(WHAT IS ASKED):
Go through the entries below and retype them exactly, omitting each picture.

(TASK DATA):
'''
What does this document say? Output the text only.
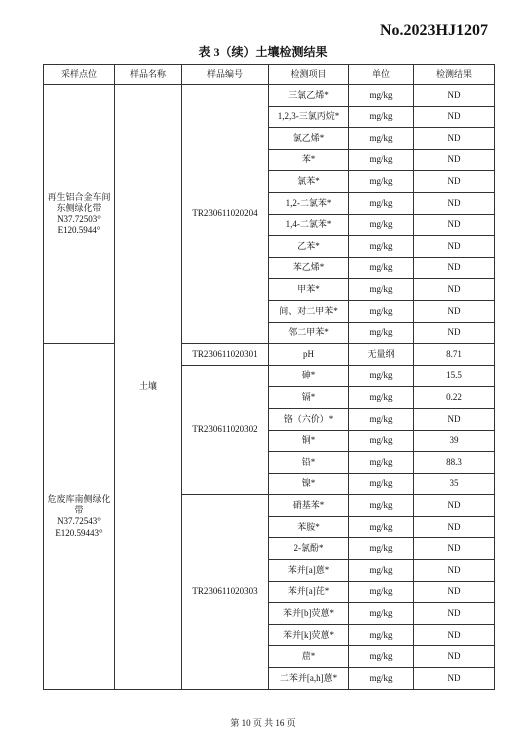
No.2023HJ1207
表 3（续）土壤检测结果
采样点位	样品名称	样品编号	检测项目	单位	检测结果

再生铝合金车间
东侧绿化带
N37.72503°
E120.5944°	土壤	TR230611020204	三氯乙烯*	mg/kg	ND
			1,2,3-三氯丙烷*	mg/kg	ND
			氯乙烯*	mg/kg	ND
			苯*	mg/kg	ND
			氯苯*	mg/kg	ND
			1,2-二氯苯*	mg/kg	ND
			1,4-二氯苯*	mg/kg	ND
			乙苯*	mg/kg	ND
			苯乙烯*	mg/kg	ND
			甲苯*	mg/kg	ND
			间、对二甲苯*	mg/kg	ND
			邻二甲苯*	mg/kg	ND

危废库南侧绿化
带
N37.72543°
E120.59443°		TR230611020301	pH	无量纲	8.71
		TR230611020302	砷*	mg/kg	15.5
			镉*	mg/kg	0.22
			铬（六价）*	mg/kg	ND
			铜*	mg/kg	39
			铅*	mg/kg	88.3
			镍*	mg/kg	35
		TR230611020303	硝基苯*	mg/kg	ND
			苯胺*	mg/kg	ND
			2-氯酚*	mg/kg	ND
			苯并[a]蒽*	mg/kg	ND
			苯并[a]芘*	mg/kg	ND
			苯并[b]荧蒽*	mg/kg	ND
			苯并[k]荧蒽*	mg/kg	ND
			䓛*	mg/kg	ND
			二苯并[a,h]蒽*	mg/kg	ND
第 10 页 共 16 页
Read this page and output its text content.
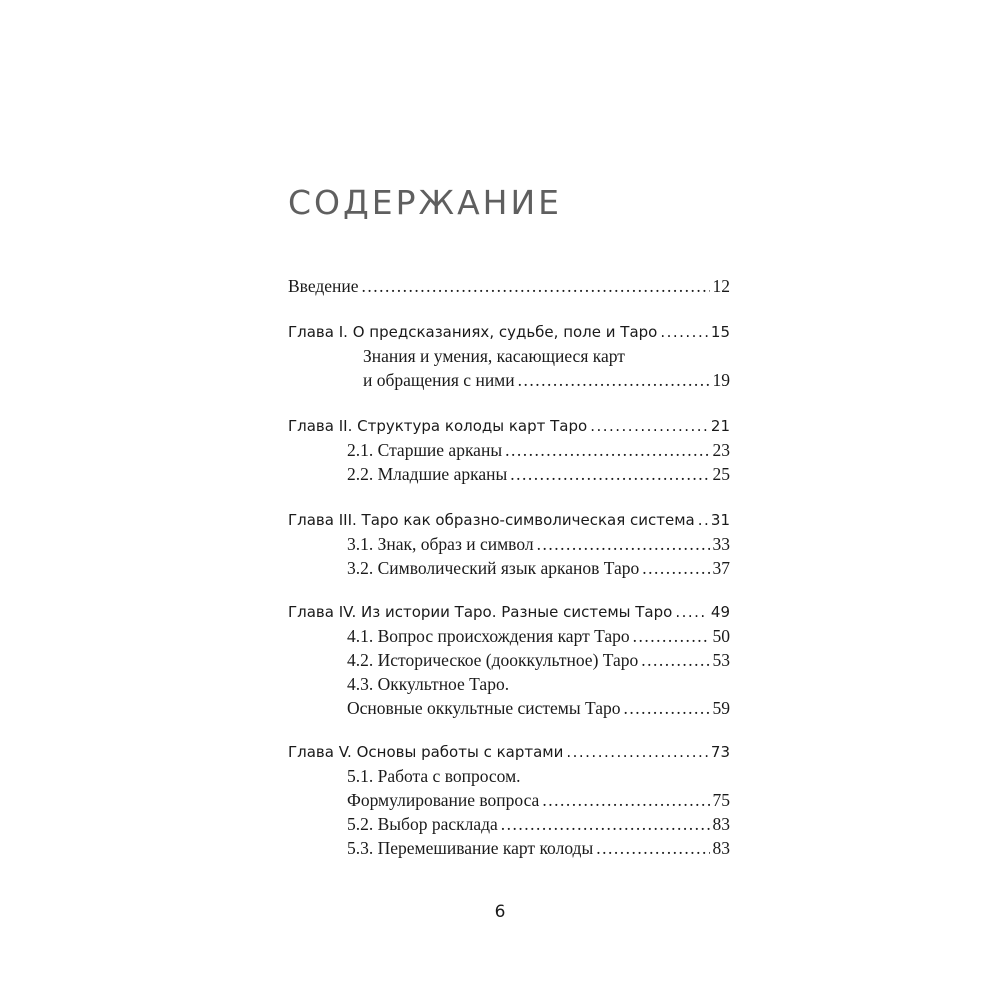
СОДЕРЖАНИЕ
Введение .....	12
Глава I. О предсказаниях, судьбе, поле и Таро .....	15
Знания и умения, касающиеся карт
и обращения с ними .....	19
Глава II. Структура колоды карт Таро .....	21
2.1. Старшие арканы .....	23
2.2. Младшие арканы .....	25
Глава III. Таро как образно-символическая система ..... 31
3.1. Знак, образ и символ .....	33
3.2. Символический язык арканов Таро .....	37
Глава IV. Из истории Таро. Разные системы Таро .....	49
4.1. Вопрос происхождения карт Таро .....	50
4.2. Историческое (дооккультное) Таро .....	53
4.3. Оккультное Таро.
Основные оккультные системы Таро .....	59
Глава V. Основы работы с картами .....	73
5.1. Работа с вопросом.
Формулирование вопроса .....	75
5.2. Выбор расклада .....	83
5.3. Перемешивание карт колоды .....	83
6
'''
(OUTPUT FOR THIS EXERCISE):
What does this document say? Output the text only.
No.2023HJ1207
表 3（续）土壤检测结果
采样点位	样品名称	样品编号	检测项目	单位	检测结果

再生铝合金车间
东侧绿化带
N37.72503°
E120.5944°	土壤	TR230611020204	三氯乙烯*	mg/kg	ND
			1,2,3-三氯丙烷*	mg/kg	ND
			氯乙烯*	mg/kg	ND
			苯*	mg/kg	ND
			氯苯*	mg/kg	ND
			1,2-二氯苯*	mg/kg	ND
			1,4-二氯苯*	mg/kg	ND
			乙苯*	mg/kg	ND
			苯乙烯*	mg/kg	ND
			甲苯*	mg/kg	ND
			间、对二甲苯*	mg/kg	ND
			邻二甲苯*	mg/kg	ND

危废库南侧绿化
带
N37.72543°
E120.59443°		TR230611020301	pH	无量纲	8.71
		TR230611020302	砷*	mg/kg	15.5
			镉*	mg/kg	0.22
			铬（六价）*	mg/kg	ND
			铜*	mg/kg	39
			铅*	mg/kg	88.3
			镍*	mg/kg	35
		TR230611020303	硝基苯*	mg/kg	ND
			苯胺*	mg/kg	ND
			2-氯酚*	mg/kg	ND
			苯并[a]蒽*	mg/kg	ND
			苯并[a]芘*	mg/kg	ND
			苯并[b]荧蒽*	mg/kg	ND
			苯并[k]荧蒽*	mg/kg	ND
			䓛*	mg/kg	ND
			二苯并[a,h]蒽*	mg/kg	ND
第 10 页 共 16 页
Read this page and output its text content.
СОДЕРЖАНИЕ
Введение .....	12
Глава I. О предсказаниях, судьбе, поле и Таро .....	15
Знания и умения, касающиеся карт
и обращения с ними .....	19
Глава II. Структура колоды карт Таро .....	21
2.1. Старшие арканы .....	23
2.2. Младшие арканы .....	25
Глава III. Таро как образно-символическая система ..... 31
3.1. Знак, образ и символ .....	33
3.2. Символический язык арканов Таро .....	37
Глава IV. Из истории Таро. Разные системы Таро .....	49
4.1. Вопрос происхождения карт Таро .....	50
4.2. Историческое (дооккультное) Таро .....	53
4.3. Оккультное Таро.
Основные оккультные системы Таро .....	59
Глава V. Основы работы с картами .....	73
5.1. Работа с вопросом.
Формулирование вопроса .....	75
5.2. Выбор расклада .....	83
5.3. Перемешивание карт колоды .....	83
6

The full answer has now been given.